> _WORK TO COMPLETE_: Every line below that mentions the word "value" should be copied out.

***

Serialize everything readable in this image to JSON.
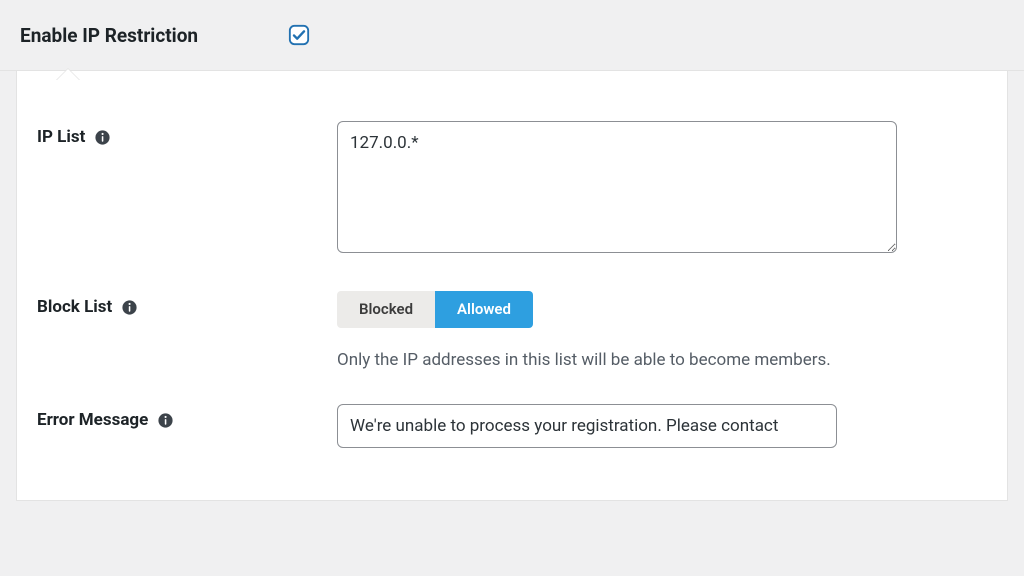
{
  "header": {
    "enable_label": "Enable IP Restriction",
    "checked": true
  },
  "ip_list": {
    "label": "IP List",
    "value": "127.0.0.*"
  },
  "block_list": {
    "label": "Block List",
    "options": {
      "blocked": "Blocked",
      "allowed": "Allowed"
    },
    "selected": "allowed",
    "helper": "Only the IP addresses in this list will be able to become members."
  },
  "error_message": {
    "label": "Error Message",
    "value": "We're unable to process your registration. Please contact"
  }
}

***

> _OUTPUT FOR THIS TASK_:
    "value": "127.0.0.*"
    "value": "We're unable to process your registration. Please contact"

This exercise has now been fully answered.